* [WHAT IS BEING ASKED] Rescale the records from the line with "List UI elements" up to and including the line with "candle-body — [444, 487, 453, 514]" by writing out every line again, requests included, with each pixel coordinate in the answers multiplied by 1.55 and rounded to as many decimals as it had, halves rounded up. Leave the pictures out.

* [WORKING DATA]
<<<<

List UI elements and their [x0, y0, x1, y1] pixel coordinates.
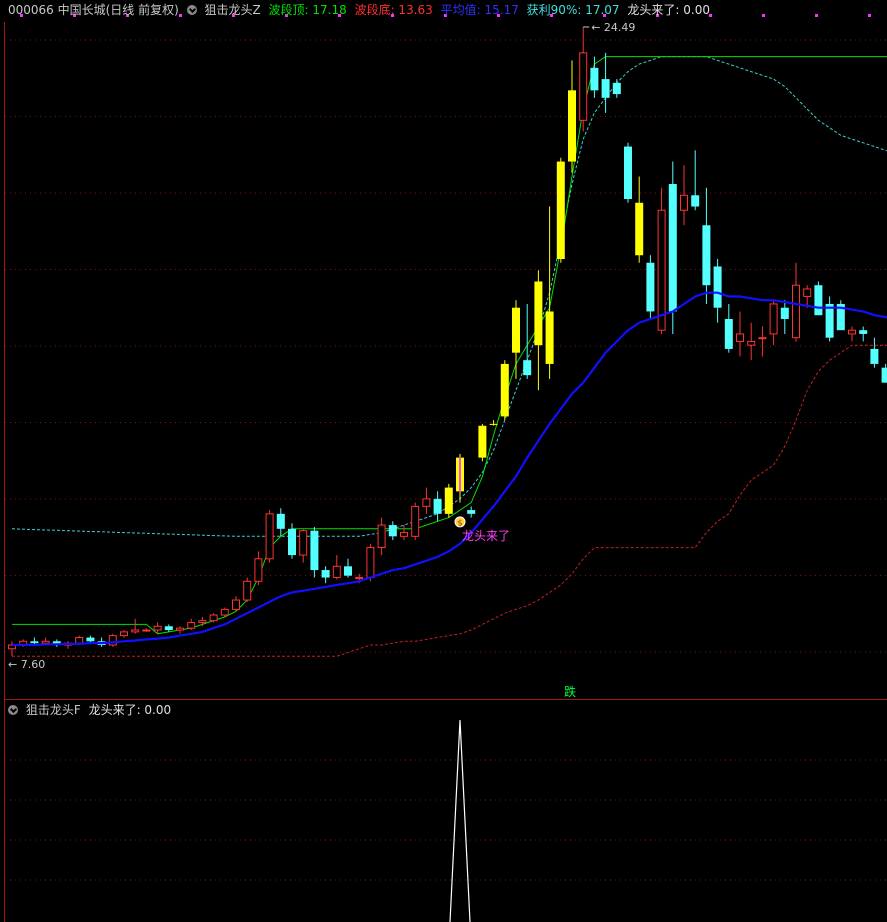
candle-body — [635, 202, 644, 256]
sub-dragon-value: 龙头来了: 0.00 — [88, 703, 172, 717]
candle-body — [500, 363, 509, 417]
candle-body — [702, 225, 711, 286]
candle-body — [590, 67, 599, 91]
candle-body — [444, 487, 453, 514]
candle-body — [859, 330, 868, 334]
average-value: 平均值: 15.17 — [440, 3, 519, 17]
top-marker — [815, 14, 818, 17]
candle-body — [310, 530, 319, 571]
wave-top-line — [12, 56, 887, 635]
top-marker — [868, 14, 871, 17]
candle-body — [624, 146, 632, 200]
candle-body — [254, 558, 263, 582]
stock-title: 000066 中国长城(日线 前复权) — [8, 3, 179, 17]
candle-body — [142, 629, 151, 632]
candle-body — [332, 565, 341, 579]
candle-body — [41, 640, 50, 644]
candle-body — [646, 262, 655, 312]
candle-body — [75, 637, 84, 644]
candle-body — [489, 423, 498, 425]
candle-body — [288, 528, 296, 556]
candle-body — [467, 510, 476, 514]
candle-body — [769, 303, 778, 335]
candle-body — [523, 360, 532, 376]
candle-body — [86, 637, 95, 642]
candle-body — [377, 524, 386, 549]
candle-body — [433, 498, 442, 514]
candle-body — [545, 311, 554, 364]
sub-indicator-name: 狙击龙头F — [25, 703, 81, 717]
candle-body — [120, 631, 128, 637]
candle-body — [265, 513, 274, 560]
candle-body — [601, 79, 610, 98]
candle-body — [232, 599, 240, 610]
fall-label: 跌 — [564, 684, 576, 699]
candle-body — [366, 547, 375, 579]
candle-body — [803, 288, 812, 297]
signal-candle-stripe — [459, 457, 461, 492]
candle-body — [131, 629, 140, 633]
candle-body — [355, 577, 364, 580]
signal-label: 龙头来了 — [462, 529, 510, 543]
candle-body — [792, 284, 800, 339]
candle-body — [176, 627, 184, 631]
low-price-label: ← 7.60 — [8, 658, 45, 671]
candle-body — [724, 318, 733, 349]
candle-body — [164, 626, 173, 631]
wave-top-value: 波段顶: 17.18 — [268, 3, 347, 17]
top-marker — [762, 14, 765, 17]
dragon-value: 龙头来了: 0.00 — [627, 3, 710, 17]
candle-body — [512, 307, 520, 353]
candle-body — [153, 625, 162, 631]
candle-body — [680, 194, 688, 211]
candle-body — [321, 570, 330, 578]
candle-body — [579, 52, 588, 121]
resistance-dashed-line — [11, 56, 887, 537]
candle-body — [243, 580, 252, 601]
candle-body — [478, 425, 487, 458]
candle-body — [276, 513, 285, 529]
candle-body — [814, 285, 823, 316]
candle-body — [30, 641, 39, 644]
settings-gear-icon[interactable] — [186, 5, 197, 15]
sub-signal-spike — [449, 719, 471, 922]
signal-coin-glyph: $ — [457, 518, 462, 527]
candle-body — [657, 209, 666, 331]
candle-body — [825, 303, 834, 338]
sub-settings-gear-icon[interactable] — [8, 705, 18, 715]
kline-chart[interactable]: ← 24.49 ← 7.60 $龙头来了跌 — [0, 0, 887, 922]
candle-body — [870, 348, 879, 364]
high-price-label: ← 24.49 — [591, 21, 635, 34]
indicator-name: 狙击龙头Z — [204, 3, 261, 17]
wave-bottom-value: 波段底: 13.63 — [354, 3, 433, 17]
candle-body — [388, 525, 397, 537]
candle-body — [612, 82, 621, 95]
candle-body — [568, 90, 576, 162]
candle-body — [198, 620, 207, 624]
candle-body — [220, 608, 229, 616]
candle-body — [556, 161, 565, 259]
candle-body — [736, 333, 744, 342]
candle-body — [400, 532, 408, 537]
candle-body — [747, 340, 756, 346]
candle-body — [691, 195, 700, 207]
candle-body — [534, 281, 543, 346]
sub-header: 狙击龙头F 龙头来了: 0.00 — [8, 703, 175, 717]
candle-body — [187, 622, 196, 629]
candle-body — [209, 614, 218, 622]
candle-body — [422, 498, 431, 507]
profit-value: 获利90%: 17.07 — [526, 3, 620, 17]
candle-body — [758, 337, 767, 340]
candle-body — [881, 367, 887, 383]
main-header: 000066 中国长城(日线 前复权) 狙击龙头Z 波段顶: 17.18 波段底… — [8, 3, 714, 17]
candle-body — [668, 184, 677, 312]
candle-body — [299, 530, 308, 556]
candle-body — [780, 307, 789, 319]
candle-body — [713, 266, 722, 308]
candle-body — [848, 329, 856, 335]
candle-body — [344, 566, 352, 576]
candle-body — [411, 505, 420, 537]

>>>>
<<<<

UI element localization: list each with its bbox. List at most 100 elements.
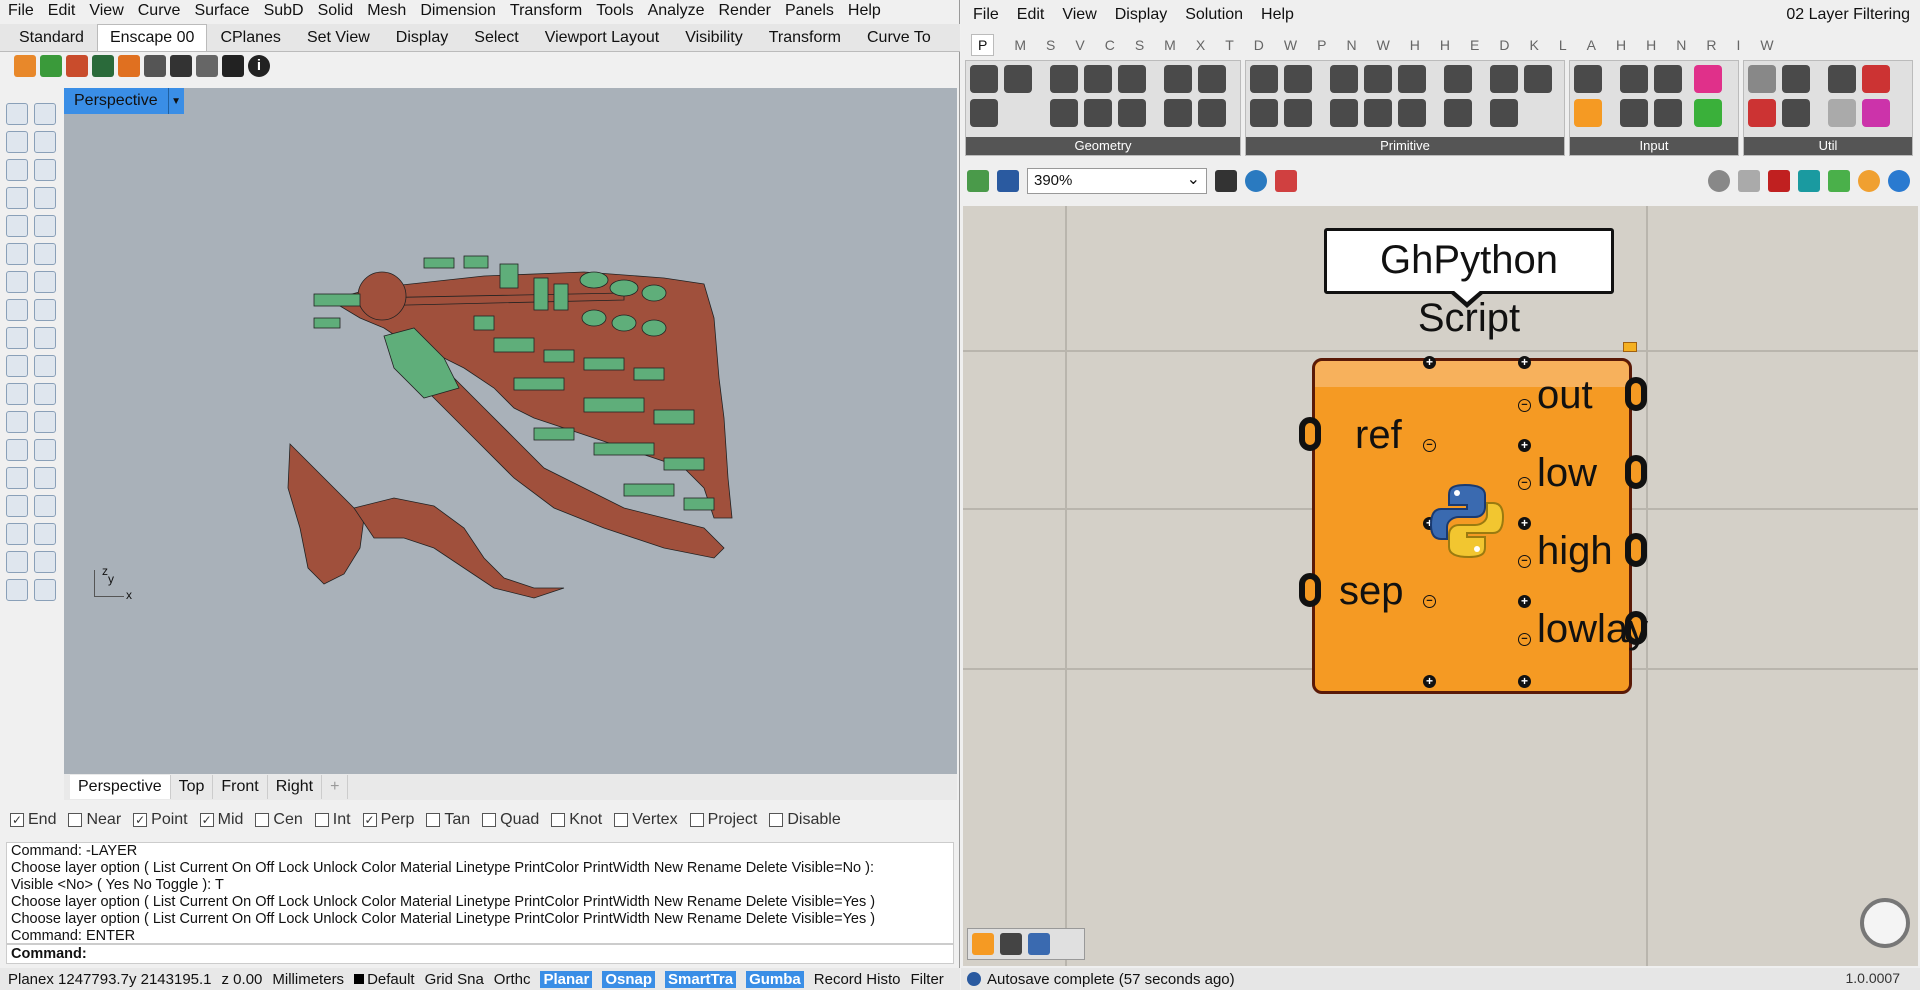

>>>>

* [ANSWER FOR THE TASK]
List UI elements and their [x0, y0, x1, y1] pixel coordinates.
candle-body — [984, 313, 998, 397]
sub-dragon-value: 龙头来了: 0.00 — [136, 1090, 267, 1111]
candle-body — [775, 563, 789, 646]
candle-body — [1088, 349, 1102, 443]
candle-body — [915, 104, 928, 141]
candle-body — [688, 755, 702, 797]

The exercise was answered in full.